Task brief: Please output the lines shown below exactly as they appear.

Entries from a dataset
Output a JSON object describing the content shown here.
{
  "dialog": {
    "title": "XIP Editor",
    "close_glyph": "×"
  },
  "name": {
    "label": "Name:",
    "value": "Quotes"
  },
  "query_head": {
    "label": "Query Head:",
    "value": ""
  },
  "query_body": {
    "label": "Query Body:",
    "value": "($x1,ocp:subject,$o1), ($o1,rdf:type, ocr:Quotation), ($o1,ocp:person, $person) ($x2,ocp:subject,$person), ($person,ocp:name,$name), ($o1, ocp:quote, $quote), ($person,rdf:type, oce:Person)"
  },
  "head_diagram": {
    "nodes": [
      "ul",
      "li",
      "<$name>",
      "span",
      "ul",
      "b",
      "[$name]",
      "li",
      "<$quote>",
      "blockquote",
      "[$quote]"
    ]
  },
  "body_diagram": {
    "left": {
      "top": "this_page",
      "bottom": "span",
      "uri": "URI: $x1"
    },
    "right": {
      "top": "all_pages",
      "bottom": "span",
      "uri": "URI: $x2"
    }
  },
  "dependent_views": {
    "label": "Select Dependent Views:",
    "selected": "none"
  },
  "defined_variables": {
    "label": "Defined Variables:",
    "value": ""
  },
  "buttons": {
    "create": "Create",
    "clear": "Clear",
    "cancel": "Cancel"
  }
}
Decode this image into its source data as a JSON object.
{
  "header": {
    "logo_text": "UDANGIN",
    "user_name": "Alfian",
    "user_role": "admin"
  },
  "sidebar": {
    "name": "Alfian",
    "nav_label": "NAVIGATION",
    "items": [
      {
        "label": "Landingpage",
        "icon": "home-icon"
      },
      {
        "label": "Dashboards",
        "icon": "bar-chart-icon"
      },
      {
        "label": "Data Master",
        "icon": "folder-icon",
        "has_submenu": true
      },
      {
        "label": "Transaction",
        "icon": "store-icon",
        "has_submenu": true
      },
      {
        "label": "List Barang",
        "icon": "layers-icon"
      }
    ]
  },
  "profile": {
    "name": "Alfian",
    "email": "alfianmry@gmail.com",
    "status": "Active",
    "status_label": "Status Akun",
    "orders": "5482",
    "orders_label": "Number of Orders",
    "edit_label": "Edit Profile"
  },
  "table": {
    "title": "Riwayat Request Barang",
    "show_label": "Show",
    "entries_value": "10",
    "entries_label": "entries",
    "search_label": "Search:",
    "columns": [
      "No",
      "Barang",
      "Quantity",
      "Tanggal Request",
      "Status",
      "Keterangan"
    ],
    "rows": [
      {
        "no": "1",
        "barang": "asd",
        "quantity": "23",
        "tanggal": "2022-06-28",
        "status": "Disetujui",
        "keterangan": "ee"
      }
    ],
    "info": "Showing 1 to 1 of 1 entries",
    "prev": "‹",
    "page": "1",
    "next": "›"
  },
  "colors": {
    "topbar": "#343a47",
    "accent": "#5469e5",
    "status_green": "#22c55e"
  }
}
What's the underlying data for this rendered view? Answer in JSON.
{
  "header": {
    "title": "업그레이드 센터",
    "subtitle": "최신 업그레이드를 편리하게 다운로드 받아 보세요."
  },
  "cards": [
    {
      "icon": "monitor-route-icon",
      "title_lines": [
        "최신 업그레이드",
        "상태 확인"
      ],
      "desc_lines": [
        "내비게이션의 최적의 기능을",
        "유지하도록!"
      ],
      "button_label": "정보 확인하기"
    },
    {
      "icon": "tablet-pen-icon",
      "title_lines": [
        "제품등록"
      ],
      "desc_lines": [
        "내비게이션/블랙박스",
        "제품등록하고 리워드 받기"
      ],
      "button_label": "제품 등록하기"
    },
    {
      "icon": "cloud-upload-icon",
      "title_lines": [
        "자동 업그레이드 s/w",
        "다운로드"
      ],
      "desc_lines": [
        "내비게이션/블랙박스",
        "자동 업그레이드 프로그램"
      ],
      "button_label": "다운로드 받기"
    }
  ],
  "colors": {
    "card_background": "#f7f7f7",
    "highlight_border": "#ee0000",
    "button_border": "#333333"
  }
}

Full solution:
Output a JSON object describing the content shown here.
{
  "dialog": {
    "title": "XIP Editor",
    "close_glyph": "×"
  },
  "name": {
    "label": "Name:",
    "value": "Quotes"
  },
  "query_head": {
    "label": "Query Head:",
    "value": ""
  },
  "query_body": {
    "label": "Query Body:",
    "value": "($x1,ocp:subject,$o1), ($o1,rdf:type, ocr:Quotation), ($o1,ocp:person, $person) ($x2,ocp:subject,$person), ($person,ocp:name,$name), ($o1, ocp:quote, $quote), ($person,rdf:type, oce:Person)"
  },
  "head_diagram": {
    "nodes": [
      "ul",
      "li",
      "<$name>",
      "span",
      "ul",
      "b",
      "[$name]",
      "li",
      "<$quote>",
      "blockquote",
      "[$quote]"
    ]
  },
  "body_diagram": {
    "left": {
      "top": "this_page",
      "bottom": "span",
      "uri": "URI: $x1"
    },
    "right": {
      "top": "all_pages",
      "bottom": "span",
      "uri": "URI: $x2"
    }
  },
  "dependent_views": {
    "label": "Select Dependent Views:",
    "selected": "none"
  },
  "defined_variables": {
    "label": "Defined Variables:",
    "value": ""
  },
  "buttons": {
    "create": "Create",
    "clear": "Clear",
    "cancel": "Cancel"
  }
}
Decode this image into its source data as a JSON object.
{
  "header": {
    "logo_text": "UDANGIN",
    "user_name": "Alfian",
    "user_role": "admin"
  },
  "sidebar": {
    "name": "Alfian",
    "nav_label": "NAVIGATION",
    "items": [
      {
        "label": "Landingpage",
        "icon": "home-icon"
      },
      {
        "label": "Dashboards",
        "icon": "bar-chart-icon"
      },
      {
        "label": "Data Master",
        "icon": "folder-icon",
        "has_submenu": true
      },
      {
        "label": "Transaction",
        "icon": "store-icon",
        "has_submenu": true
      },
      {
        "label": "List Barang",
        "icon": "layers-icon"
      }
    ]
  },
  "profile": {
    "name": "Alfian",
    "email": "alfianmry@gmail.com",
    "status": "Active",
    "status_label": "Status Akun",
    "orders": "5482",
    "orders_label": "Number of Orders",
    "edit_label": "Edit Profile"
  },
  "table": {
    "title": "Riwayat Request Barang",
    "show_label": "Show",
    "entries_value": "10",
    "entries_label": "entries",
    "search_label": "Search:",
    "columns": [
      "No",
      "Barang",
      "Quantity",
      "Tanggal Request",
      "Status",
      "Keterangan"
    ],
    "rows": [
      {
        "no": "1",
        "barang": "asd",
        "quantity": "23",
        "tanggal": "2022-06-28",
        "status": "Disetujui",
        "keterangan": "ee"
      }
    ],
    "info": "Showing 1 to 1 of 1 entries",
    "prev": "‹",
    "page": "1",
    "next": "›"
  },
  "colors": {
    "topbar": "#343a47",
    "accent": "#5469e5",
    "status_green": "#22c55e"
  }
}
What's the underlying data for this rendered view? Answer in JSON.
{
  "header": {
    "title": "업그레이드 센터",
    "subtitle": "최신 업그레이드를 편리하게 다운로드 받아 보세요."
  },
  "cards": [
    {
      "icon": "monitor-route-icon",
      "title_lines": [
        "최신 업그레이드",
        "상태 확인"
      ],
      "desc_lines": [
        "내비게이션의 최적의 기능을",
        "유지하도록!"
      ],
      "button_label": "정보 확인하기"
    },
    {
      "icon": "tablet-pen-icon",
      "title_lines": [
        "제품등록"
      ],
      "desc_lines": [
        "내비게이션/블랙박스",
        "제품등록하고 리워드 받기"
      ],
      "button_label": "제품 등록하기"
    },
    {
      "icon": "cloud-upload-icon",
      "title_lines": [
        "자동 업그레이드 s/w",
        "다운로드"
      ],
      "desc_lines": [
        "내비게이션/블랙박스",
        "자동 업그레이드 프로그램"
      ],
      "button_label": "다운로드 받기"
    }
  ],
  "colors": {
    "card_background": "#f7f7f7",
    "highlight_border": "#ee0000",
    "button_border": "#333333"
  }
}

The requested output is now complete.